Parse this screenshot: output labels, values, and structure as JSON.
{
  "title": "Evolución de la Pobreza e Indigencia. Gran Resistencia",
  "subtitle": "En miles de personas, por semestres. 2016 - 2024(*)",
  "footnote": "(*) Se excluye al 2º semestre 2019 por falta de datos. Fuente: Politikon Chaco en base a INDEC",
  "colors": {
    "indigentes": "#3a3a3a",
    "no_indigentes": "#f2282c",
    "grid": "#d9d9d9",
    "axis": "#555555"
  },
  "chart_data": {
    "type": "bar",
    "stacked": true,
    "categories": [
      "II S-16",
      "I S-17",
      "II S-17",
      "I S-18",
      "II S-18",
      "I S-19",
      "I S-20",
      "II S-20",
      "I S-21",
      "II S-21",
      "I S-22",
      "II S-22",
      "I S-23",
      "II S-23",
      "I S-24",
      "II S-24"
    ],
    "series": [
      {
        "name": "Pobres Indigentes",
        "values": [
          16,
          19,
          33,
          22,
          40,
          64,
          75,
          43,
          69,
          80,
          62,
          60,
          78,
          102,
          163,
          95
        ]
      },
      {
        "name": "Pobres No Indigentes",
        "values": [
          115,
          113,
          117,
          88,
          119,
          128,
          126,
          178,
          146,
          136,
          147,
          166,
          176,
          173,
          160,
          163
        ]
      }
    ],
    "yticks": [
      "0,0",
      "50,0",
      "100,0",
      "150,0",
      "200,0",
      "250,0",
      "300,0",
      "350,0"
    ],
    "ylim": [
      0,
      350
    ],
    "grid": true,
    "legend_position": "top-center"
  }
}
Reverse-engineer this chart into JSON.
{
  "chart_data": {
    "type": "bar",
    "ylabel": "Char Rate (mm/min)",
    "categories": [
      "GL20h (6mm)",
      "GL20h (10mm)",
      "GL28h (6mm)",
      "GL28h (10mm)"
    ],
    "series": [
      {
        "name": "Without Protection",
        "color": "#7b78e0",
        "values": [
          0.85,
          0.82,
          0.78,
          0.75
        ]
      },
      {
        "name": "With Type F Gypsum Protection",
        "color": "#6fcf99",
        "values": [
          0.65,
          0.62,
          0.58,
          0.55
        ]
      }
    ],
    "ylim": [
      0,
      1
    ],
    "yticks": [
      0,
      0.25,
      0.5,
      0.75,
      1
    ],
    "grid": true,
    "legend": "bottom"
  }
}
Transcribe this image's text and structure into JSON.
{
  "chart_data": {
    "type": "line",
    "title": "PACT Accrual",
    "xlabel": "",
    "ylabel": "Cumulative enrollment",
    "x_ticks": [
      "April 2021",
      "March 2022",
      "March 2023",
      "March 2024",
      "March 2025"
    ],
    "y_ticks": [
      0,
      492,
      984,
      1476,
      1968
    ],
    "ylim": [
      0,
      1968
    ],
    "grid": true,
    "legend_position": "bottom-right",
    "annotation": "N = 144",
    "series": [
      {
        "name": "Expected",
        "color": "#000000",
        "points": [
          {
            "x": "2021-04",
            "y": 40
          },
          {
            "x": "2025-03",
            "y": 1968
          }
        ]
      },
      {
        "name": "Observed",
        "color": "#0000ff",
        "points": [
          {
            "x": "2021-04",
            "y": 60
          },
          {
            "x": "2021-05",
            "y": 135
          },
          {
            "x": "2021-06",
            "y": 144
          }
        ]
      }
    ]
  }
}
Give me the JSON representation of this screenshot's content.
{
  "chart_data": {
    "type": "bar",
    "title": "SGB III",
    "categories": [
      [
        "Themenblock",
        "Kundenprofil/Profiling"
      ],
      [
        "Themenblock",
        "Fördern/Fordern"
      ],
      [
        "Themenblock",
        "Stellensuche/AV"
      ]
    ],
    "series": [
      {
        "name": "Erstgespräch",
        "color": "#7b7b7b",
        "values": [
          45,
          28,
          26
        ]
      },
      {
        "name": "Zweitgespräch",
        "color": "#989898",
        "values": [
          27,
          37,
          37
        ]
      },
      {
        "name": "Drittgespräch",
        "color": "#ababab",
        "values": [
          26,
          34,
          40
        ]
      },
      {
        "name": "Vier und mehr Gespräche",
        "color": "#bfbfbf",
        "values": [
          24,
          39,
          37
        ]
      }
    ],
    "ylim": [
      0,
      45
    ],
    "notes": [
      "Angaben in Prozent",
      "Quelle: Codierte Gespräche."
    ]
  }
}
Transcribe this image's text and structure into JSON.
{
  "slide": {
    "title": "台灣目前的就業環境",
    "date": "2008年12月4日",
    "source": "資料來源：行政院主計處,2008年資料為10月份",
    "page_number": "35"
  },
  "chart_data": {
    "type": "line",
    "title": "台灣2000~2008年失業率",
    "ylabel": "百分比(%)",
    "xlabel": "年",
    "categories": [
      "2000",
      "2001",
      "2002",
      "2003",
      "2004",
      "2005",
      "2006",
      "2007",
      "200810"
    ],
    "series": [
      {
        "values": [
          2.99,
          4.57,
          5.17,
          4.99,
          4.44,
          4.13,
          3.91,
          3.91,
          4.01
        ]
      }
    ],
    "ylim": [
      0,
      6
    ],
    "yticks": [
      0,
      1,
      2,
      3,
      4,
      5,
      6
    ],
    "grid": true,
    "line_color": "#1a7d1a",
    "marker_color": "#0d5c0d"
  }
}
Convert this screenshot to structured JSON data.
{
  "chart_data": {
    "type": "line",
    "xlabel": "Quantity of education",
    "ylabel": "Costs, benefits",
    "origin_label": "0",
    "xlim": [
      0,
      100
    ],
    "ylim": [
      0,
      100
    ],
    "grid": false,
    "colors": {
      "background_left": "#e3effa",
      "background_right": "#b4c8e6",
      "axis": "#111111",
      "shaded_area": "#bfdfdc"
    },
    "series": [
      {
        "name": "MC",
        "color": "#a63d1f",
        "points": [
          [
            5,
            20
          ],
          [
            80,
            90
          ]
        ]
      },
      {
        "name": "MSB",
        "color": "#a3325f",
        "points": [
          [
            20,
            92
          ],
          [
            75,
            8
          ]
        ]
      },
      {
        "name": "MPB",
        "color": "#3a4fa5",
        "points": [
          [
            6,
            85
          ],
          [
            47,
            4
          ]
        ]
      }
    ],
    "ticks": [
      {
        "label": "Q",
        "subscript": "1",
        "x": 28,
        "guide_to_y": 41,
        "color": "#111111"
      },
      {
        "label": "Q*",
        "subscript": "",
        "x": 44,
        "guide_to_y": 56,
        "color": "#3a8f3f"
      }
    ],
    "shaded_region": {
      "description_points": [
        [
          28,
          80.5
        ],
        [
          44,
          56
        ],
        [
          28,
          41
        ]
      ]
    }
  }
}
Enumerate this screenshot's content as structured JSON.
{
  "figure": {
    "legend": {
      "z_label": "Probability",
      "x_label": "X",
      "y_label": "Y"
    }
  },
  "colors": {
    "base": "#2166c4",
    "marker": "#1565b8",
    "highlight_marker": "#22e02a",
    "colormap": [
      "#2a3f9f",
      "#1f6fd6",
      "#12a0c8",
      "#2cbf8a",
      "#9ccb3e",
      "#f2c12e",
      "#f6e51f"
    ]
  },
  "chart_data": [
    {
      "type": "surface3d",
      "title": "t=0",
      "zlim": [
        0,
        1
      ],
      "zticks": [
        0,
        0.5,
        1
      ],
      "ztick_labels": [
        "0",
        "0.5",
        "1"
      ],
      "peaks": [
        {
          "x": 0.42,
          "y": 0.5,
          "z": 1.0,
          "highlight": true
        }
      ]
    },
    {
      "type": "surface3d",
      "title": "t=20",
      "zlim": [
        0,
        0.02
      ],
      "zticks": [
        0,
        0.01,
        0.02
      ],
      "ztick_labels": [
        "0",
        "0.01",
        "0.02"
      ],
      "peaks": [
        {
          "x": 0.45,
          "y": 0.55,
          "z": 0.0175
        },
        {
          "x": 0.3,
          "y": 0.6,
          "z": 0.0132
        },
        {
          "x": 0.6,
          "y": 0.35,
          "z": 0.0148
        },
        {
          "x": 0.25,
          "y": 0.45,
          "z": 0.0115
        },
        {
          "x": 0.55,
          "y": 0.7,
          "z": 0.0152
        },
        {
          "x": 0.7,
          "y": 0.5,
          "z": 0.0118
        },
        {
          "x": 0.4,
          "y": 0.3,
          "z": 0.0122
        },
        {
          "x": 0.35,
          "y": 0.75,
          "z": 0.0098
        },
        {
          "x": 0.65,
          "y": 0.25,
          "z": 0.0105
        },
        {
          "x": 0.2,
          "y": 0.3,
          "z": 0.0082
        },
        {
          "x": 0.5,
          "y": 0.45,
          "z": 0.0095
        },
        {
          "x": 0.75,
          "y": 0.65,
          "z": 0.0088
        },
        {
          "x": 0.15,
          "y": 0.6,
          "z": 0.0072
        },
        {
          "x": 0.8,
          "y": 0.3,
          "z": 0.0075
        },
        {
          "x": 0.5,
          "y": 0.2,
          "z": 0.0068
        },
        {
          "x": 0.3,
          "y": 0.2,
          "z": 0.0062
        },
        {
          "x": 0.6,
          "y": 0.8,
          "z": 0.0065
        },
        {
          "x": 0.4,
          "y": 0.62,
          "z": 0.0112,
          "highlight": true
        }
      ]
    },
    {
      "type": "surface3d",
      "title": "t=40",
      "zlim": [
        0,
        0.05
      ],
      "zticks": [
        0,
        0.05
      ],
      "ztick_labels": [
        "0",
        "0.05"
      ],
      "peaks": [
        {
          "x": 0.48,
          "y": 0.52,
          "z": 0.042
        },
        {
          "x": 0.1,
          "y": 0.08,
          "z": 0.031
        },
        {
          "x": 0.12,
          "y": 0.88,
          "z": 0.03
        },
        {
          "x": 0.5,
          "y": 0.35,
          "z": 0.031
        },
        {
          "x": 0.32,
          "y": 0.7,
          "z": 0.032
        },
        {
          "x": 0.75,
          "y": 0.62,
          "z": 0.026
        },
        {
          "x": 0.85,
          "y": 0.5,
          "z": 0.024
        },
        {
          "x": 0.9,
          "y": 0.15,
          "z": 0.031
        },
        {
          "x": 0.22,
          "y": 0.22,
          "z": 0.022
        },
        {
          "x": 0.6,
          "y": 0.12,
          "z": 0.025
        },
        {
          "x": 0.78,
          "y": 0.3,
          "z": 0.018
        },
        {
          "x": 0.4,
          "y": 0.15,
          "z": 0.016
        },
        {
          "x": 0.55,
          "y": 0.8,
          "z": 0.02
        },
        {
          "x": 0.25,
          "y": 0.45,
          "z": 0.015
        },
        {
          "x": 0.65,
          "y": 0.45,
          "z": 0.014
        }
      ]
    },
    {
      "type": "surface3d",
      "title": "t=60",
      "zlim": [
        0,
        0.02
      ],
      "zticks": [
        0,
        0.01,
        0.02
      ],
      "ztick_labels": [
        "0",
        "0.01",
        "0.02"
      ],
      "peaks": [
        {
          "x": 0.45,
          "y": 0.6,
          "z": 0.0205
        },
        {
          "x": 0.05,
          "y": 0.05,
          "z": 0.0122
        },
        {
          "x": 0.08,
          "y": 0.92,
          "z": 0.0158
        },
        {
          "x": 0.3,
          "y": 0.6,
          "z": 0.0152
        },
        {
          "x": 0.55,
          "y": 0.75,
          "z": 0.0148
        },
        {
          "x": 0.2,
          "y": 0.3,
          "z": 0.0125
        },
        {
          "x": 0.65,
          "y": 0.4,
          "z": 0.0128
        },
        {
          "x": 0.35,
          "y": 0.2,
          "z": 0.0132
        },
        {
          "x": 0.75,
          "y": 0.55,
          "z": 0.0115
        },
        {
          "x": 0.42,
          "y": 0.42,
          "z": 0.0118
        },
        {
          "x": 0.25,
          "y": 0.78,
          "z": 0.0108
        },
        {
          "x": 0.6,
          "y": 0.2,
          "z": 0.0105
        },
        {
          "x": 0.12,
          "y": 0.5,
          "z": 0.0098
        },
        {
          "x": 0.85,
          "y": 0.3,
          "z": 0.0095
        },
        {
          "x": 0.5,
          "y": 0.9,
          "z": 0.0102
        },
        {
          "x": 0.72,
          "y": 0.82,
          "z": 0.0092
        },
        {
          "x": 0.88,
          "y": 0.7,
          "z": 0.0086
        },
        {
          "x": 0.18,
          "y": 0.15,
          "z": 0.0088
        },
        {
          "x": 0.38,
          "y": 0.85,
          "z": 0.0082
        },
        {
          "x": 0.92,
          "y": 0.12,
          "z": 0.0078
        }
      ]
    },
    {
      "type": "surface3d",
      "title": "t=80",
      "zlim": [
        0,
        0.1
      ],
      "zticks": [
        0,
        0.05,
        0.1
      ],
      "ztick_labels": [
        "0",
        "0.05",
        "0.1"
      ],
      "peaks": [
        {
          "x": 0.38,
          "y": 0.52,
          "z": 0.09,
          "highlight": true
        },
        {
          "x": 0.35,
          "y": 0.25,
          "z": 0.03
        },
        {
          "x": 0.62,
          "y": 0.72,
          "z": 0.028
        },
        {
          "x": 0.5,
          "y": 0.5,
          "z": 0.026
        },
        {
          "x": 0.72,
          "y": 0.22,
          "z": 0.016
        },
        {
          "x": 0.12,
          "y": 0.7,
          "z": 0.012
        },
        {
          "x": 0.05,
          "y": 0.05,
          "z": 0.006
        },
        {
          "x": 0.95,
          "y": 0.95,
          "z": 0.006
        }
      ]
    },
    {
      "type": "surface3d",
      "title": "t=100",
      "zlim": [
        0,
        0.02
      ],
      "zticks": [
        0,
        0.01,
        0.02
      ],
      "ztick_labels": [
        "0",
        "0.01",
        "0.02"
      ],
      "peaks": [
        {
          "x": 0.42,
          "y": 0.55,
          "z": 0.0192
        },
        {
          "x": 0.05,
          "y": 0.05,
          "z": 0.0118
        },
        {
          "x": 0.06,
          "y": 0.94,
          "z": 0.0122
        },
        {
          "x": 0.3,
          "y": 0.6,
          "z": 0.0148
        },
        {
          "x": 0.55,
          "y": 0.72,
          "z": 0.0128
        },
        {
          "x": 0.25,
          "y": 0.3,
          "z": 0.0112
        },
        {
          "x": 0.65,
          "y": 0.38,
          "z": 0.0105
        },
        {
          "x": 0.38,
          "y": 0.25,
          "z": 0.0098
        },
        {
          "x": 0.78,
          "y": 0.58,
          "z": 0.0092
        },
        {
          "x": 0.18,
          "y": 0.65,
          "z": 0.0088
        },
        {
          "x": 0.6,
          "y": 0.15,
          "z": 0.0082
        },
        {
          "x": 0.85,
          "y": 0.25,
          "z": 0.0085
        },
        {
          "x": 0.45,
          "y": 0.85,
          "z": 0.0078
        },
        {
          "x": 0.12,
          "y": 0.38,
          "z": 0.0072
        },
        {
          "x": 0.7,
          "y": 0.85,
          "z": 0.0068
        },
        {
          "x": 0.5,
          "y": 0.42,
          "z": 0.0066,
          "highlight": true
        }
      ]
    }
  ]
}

***

▸ WHAT YOU NEED TO DO
Copy every line above that holds the word "March".

▸ SOLUTION
      "March 2022",
      "March 2023",
      "March 2024",
      "March 2025"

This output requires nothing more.